= Entries shown =
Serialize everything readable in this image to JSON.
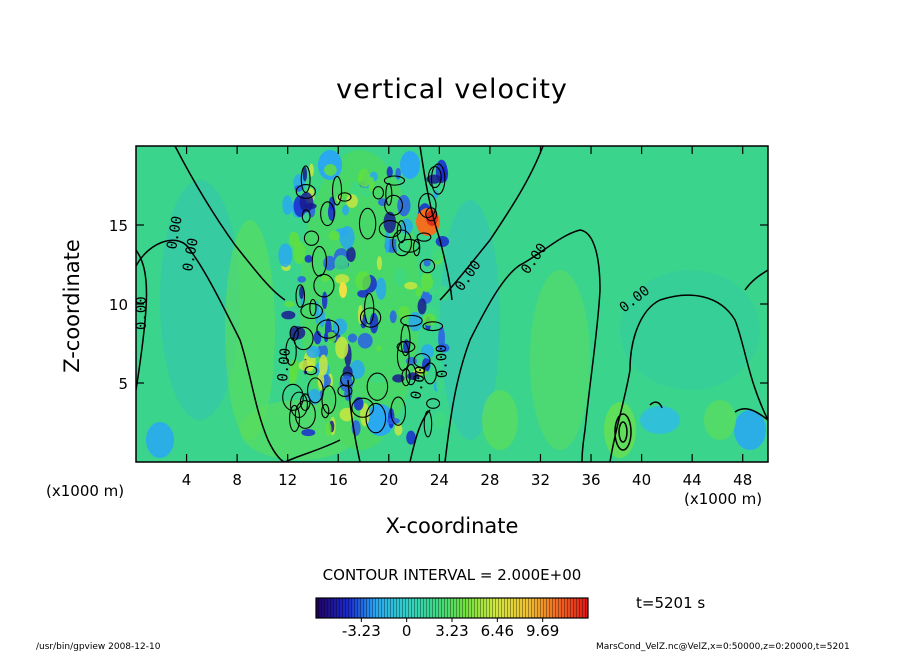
{
  "title": "vertical velocity",
  "chart_data": {
    "type": "heatmap",
    "title": "vertical velocity",
    "xlabel": "X-coordinate",
    "ylabel": "Z-coordinate",
    "x_unit": "(x1000 m)",
    "xlim": [
      0,
      50
    ],
    "ylim": [
      0,
      20
    ],
    "x_ticks": [
      4,
      8,
      12,
      16,
      20,
      24,
      28,
      32,
      36,
      40,
      44,
      48
    ],
    "y_ticks": [
      5,
      10,
      15
    ],
    "contour_interval_label": "CONTOUR INTERVAL = 2.000E+00",
    "contour_labels": [
      "0.00",
      "0.00",
      "0.00",
      "0.00",
      "0.00",
      "0.00",
      "0.00",
      "0.00",
      "0.00"
    ],
    "colorbar_ticks": [
      "-3.23",
      "0",
      "3.23",
      "6.46",
      "9.69"
    ],
    "colorbar_range": [
      -6.46,
      12.92
    ],
    "time_label": "t=5201 s",
    "grid": false,
    "colors": {
      "background_field": "#3ad48c",
      "positive_weak": "#5fe05c",
      "negative_weak": "#30b8f0",
      "strong_negative": "#1a2ad0",
      "strong_positive": "#f07020"
    }
  },
  "footer": {
    "left": "/usr/bin/gpview   2008-12-10",
    "right": "MarsCond_VelZ.nc@VelZ,x=0:50000,z=0:20000,t=5201"
  }
}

= Objective =
Scan the material above. Extract every line in which the word "vertical" occurs.

= Task answer =
  "title": "vertical velocity",
    "title": "vertical velocity",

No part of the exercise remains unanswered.